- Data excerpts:
────────────────────────────────────────
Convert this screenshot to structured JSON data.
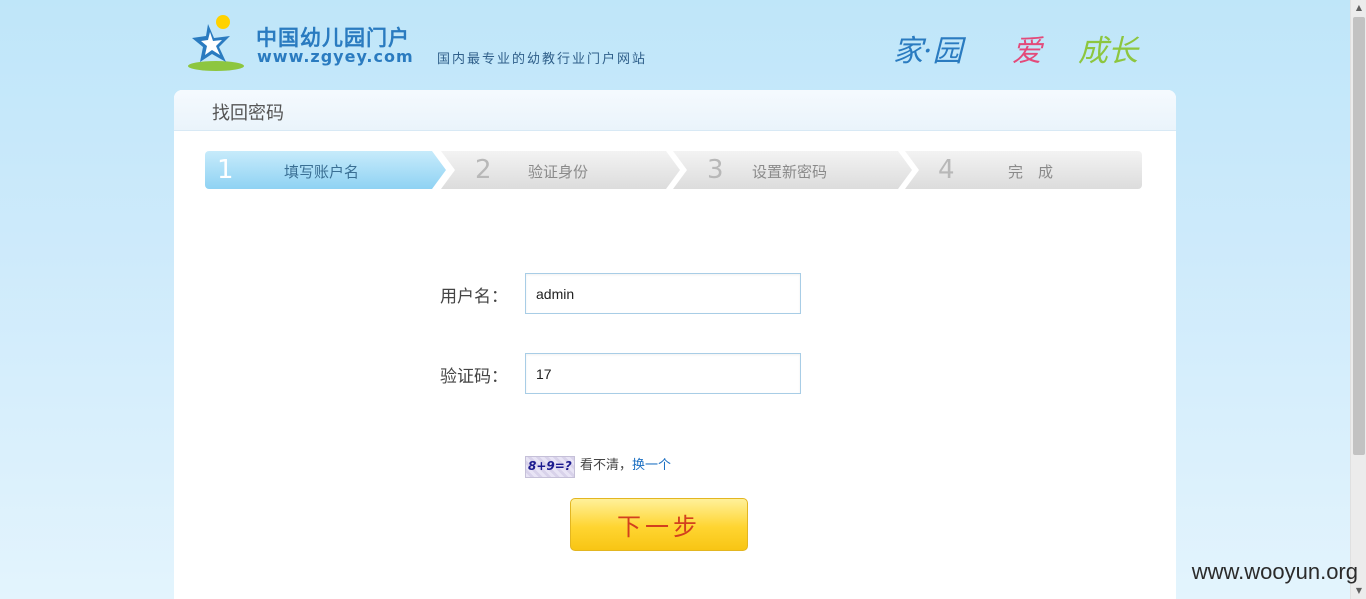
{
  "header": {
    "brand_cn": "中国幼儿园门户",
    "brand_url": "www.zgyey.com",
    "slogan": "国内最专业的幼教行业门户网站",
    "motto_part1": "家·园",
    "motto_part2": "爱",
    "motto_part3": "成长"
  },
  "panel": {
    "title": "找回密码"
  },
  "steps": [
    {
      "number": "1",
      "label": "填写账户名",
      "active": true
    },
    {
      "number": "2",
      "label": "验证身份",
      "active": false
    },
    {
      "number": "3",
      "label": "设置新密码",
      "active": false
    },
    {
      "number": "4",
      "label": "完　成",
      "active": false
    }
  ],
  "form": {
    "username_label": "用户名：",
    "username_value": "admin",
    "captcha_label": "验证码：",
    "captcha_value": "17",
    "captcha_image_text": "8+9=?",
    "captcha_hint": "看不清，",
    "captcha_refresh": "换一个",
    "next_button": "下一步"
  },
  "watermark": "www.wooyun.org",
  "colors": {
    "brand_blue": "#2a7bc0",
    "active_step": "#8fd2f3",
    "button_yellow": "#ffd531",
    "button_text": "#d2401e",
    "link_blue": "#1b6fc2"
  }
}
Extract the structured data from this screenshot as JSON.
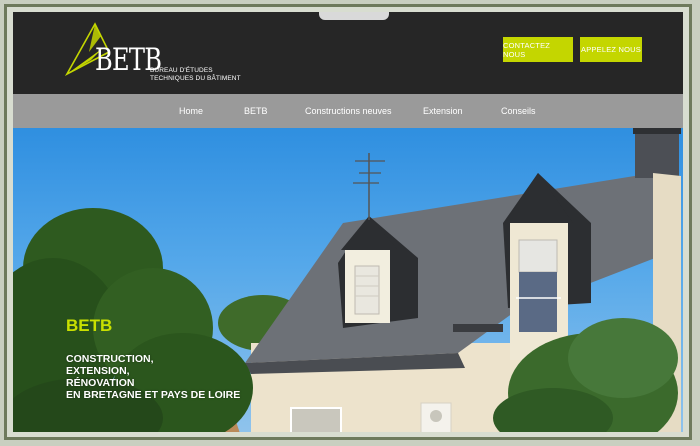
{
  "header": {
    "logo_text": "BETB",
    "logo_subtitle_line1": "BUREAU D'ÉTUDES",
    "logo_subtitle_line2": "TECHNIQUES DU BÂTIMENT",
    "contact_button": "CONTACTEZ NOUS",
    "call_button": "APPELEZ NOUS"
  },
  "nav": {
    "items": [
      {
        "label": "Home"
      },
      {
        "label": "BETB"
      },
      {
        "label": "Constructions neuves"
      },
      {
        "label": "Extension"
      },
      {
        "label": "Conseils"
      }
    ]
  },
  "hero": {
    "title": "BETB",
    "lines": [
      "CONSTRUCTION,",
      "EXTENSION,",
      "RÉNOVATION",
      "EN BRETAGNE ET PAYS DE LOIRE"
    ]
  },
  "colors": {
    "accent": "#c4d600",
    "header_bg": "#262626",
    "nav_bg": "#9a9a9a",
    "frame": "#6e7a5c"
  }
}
────────────────────────────────────────
Of the lines in this listing, report how many contain the string "screenshot", and give the number only.

- Exercise output: 2